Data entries
>>>

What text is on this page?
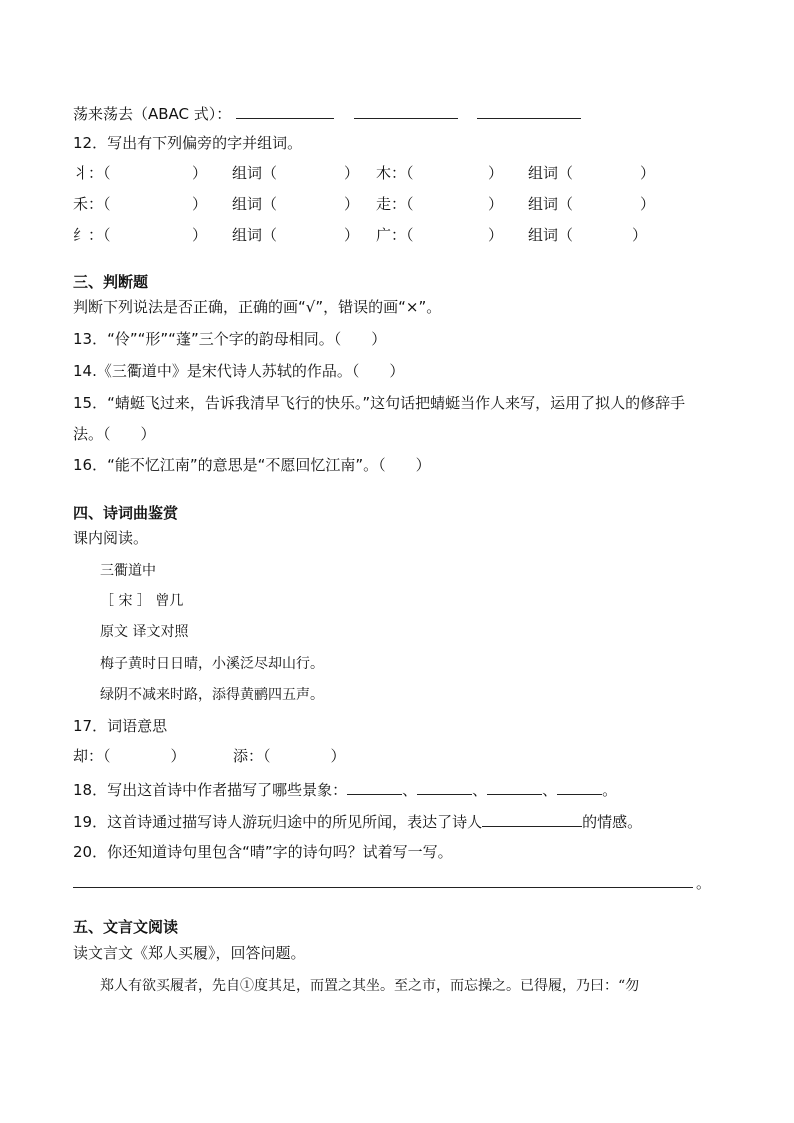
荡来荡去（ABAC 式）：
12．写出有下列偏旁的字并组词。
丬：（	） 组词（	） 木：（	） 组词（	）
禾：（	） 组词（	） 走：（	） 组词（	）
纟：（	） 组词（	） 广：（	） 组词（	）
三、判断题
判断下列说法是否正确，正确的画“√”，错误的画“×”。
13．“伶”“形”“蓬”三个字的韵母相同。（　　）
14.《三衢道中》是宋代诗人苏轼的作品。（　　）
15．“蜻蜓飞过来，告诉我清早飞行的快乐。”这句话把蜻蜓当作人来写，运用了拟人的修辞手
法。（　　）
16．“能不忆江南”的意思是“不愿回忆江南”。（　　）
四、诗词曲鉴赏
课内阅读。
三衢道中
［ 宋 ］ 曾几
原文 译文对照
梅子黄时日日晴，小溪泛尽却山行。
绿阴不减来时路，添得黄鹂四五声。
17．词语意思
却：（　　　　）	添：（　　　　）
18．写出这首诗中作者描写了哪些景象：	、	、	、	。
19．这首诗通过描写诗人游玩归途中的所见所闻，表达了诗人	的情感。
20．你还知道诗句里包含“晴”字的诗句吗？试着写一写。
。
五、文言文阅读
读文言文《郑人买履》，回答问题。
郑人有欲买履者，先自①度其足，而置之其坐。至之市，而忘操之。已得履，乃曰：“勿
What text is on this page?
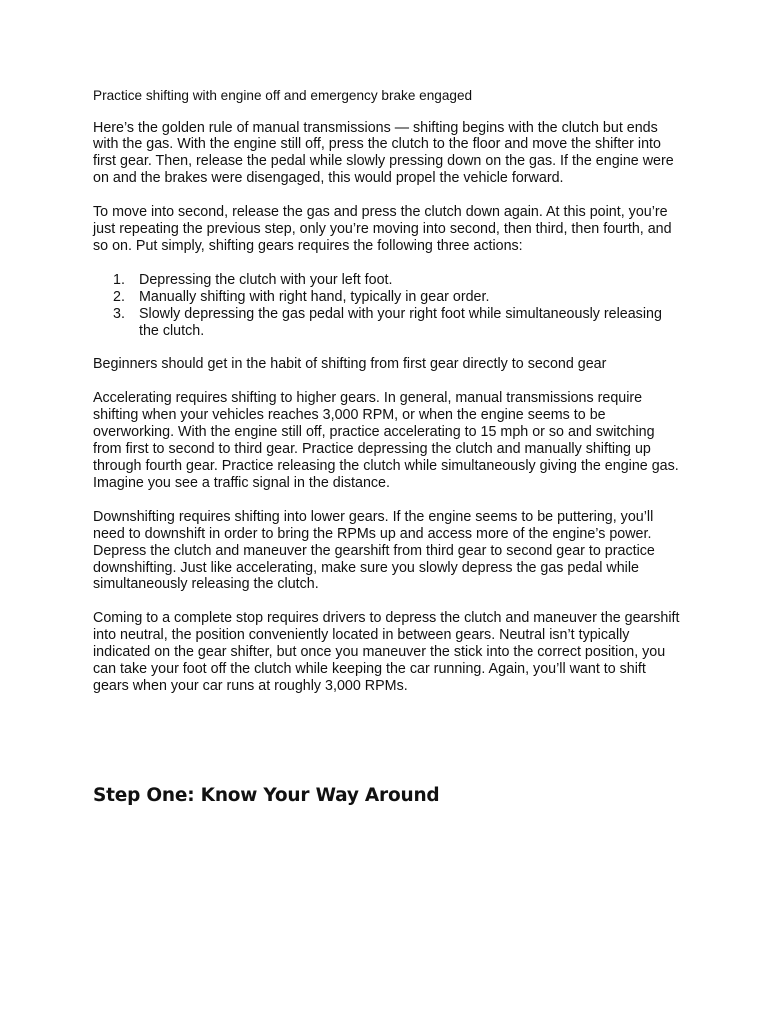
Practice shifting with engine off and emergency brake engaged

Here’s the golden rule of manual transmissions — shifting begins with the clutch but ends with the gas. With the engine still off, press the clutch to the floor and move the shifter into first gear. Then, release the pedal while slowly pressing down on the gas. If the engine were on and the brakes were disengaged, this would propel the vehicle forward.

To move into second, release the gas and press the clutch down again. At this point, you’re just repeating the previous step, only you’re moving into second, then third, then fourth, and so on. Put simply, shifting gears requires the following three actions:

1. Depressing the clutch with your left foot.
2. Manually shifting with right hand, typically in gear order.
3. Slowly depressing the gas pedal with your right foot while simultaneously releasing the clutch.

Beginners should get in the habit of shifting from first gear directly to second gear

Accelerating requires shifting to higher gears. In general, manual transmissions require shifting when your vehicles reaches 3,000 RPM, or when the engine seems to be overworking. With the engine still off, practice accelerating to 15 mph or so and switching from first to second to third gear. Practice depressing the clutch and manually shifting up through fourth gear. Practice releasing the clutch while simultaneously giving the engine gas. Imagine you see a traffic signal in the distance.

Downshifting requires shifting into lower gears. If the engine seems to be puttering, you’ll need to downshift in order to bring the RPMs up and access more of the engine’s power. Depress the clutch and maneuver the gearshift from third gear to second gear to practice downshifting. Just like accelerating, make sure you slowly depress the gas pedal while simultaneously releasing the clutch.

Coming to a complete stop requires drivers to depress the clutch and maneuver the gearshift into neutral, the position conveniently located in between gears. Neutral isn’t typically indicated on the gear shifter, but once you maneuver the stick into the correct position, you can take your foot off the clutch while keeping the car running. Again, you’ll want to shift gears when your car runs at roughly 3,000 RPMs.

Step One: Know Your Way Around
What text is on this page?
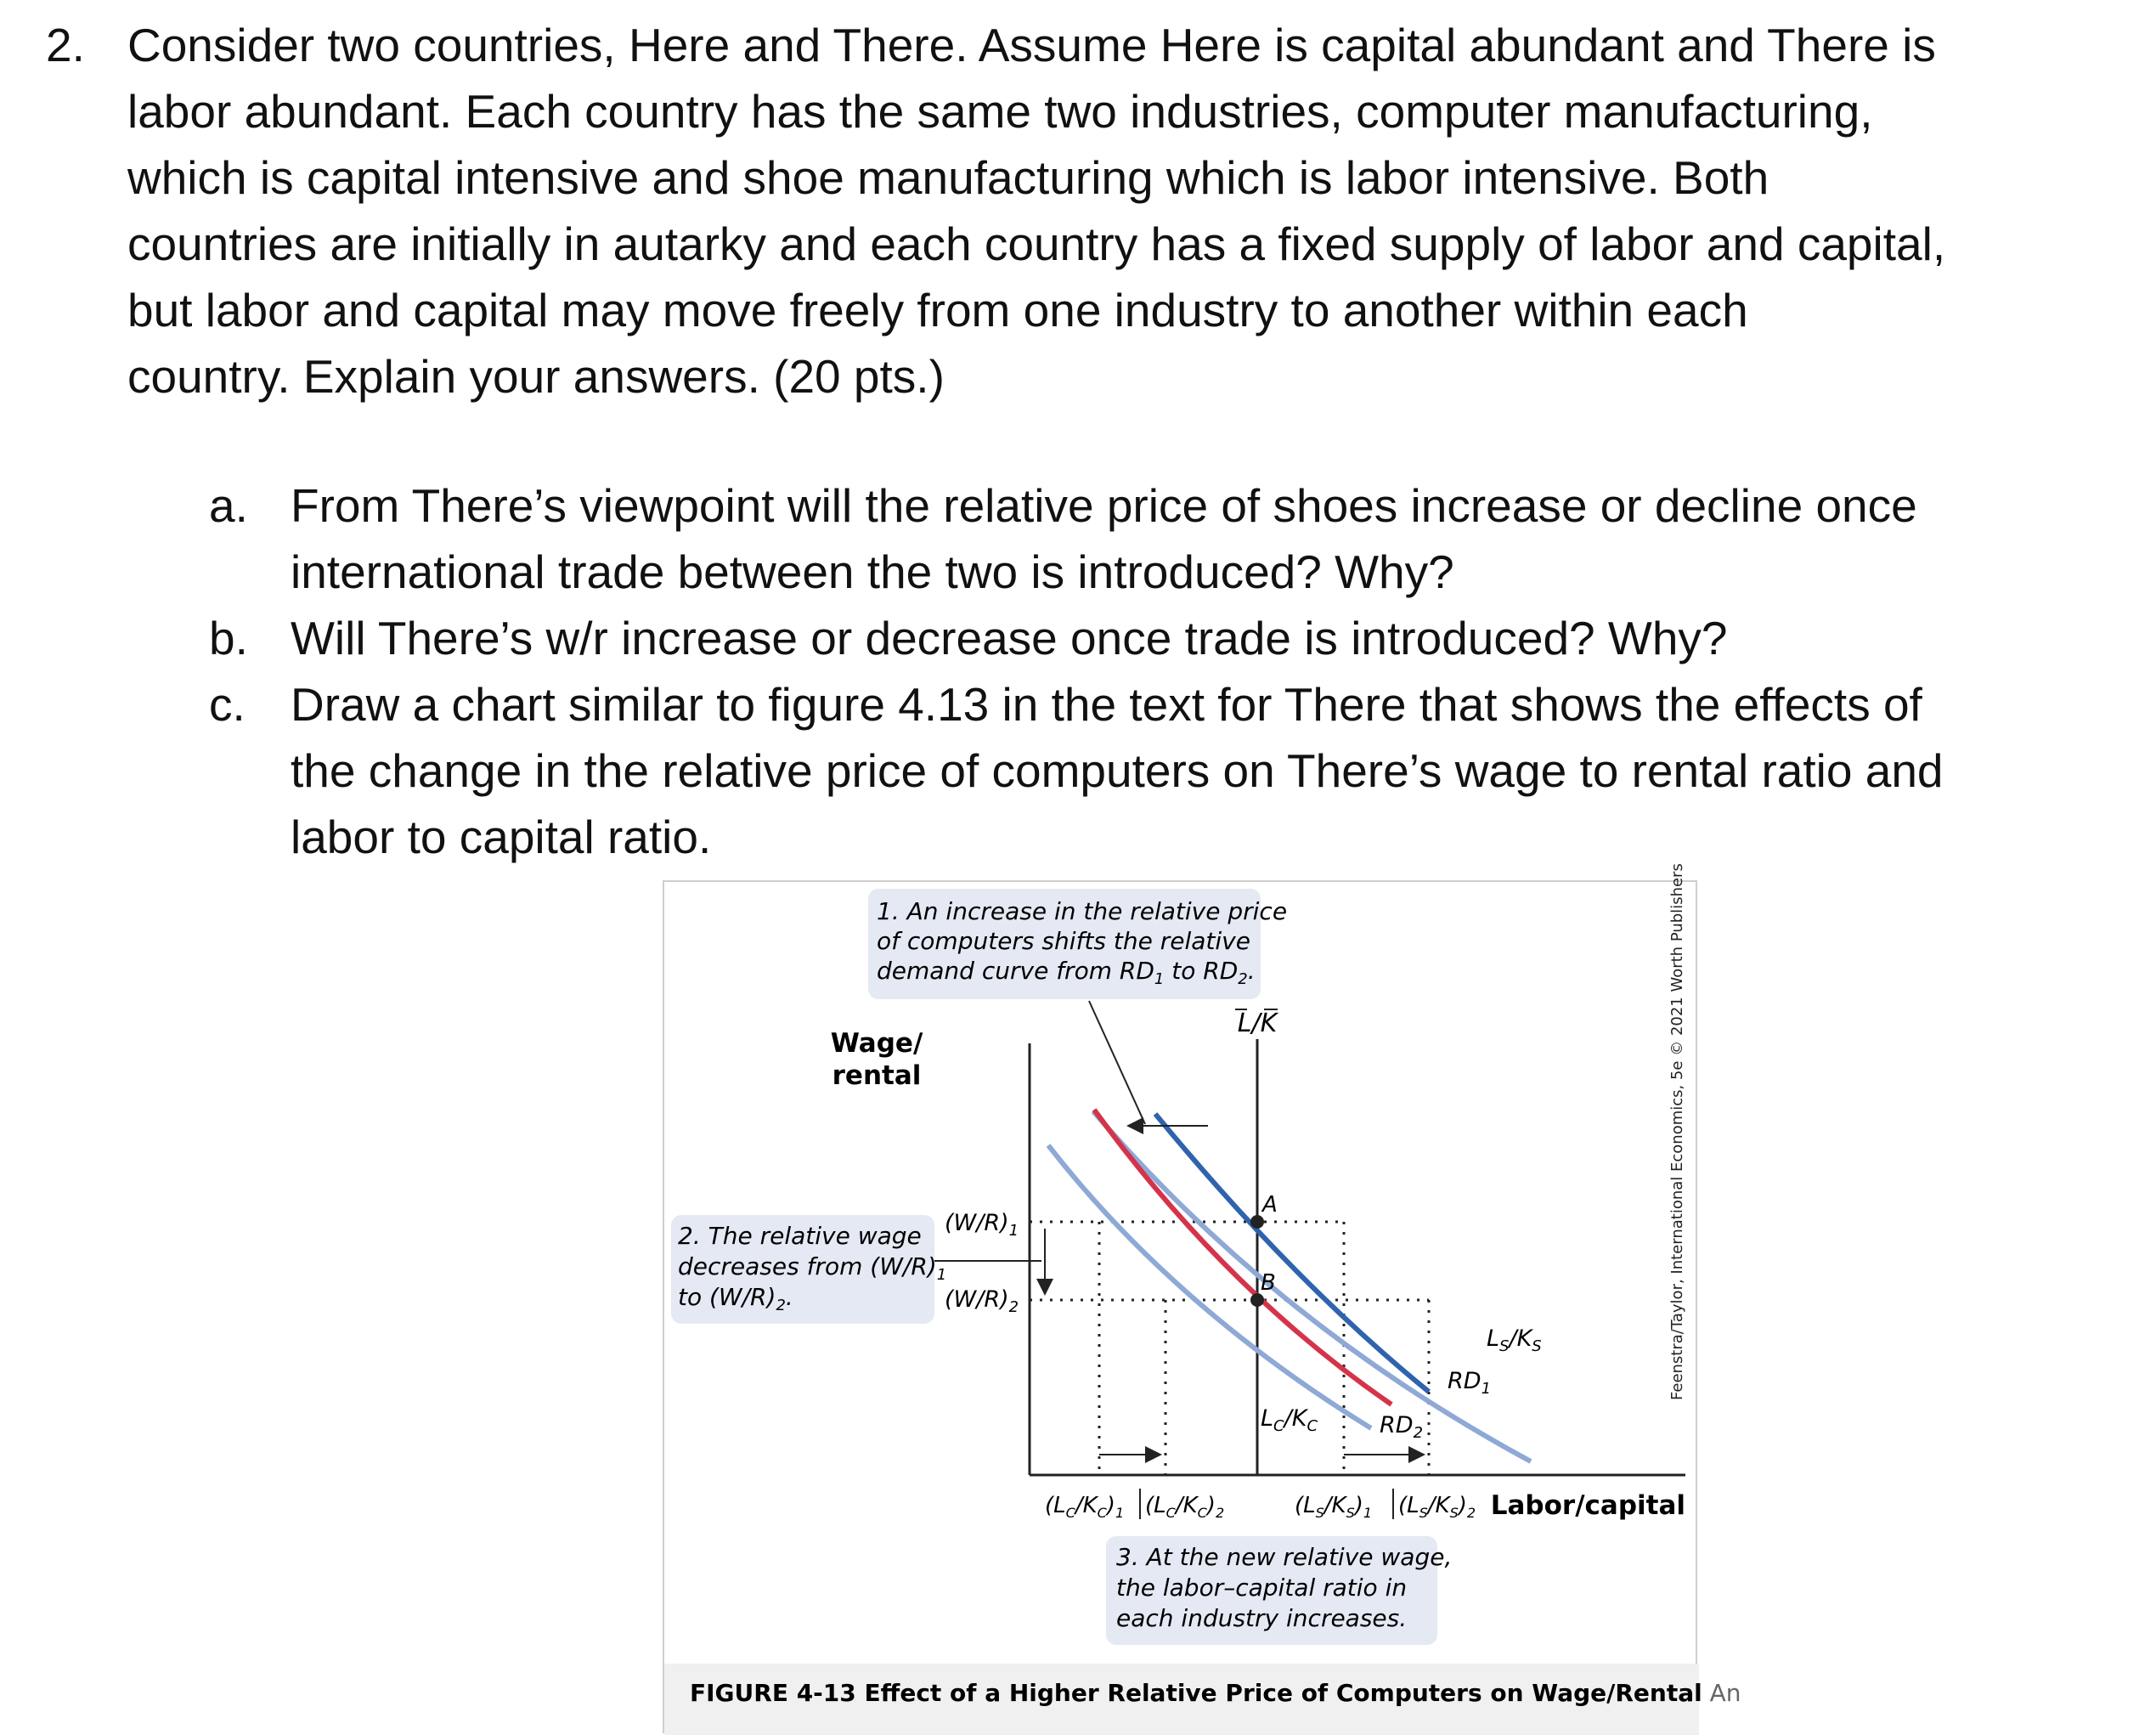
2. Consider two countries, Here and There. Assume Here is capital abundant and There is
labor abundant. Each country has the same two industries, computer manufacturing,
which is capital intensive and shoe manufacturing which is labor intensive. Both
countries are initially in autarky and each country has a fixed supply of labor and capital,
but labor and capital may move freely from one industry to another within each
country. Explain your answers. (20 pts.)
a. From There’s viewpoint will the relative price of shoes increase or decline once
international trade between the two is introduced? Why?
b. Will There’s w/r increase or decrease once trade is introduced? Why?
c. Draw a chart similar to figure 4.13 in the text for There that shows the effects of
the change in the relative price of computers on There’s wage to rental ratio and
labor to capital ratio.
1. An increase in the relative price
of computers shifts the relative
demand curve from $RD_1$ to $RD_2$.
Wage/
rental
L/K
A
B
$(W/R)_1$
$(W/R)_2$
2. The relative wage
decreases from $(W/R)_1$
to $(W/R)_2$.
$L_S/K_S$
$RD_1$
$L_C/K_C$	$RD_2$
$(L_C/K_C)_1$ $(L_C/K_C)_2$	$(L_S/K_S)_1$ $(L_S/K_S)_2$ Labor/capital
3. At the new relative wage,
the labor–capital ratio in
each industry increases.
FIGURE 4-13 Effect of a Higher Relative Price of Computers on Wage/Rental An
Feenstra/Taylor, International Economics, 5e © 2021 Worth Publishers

<<<

Using the records above, copy every line that has the word "RPMs" in it.

> **REPLY TO THE TASK**
Downshifting requires shifting into lower gears. If the engine seems to be puttering, you’ll need to downshift in order to bring the RPMs up and access more of the engine’s power. Depress the clutch and maneuver the gearshift from third gear to second gear to practice downshifting. Just like accelerating, make sure you slowly depress the gas pedal while simultaneously releasing the clutch.
Coming to a complete stop requires drivers to depress the clutch and maneuver the gearshift into neutral, the position conveniently located in between gears. Neutral isn’t typically indicated on the gear shifter, but once you maneuver the stick into the correct position, you can take your foot off the clutch while keeping the car running. Again, you’ll want to shift gears when your car runs at roughly 3,000 RPMs.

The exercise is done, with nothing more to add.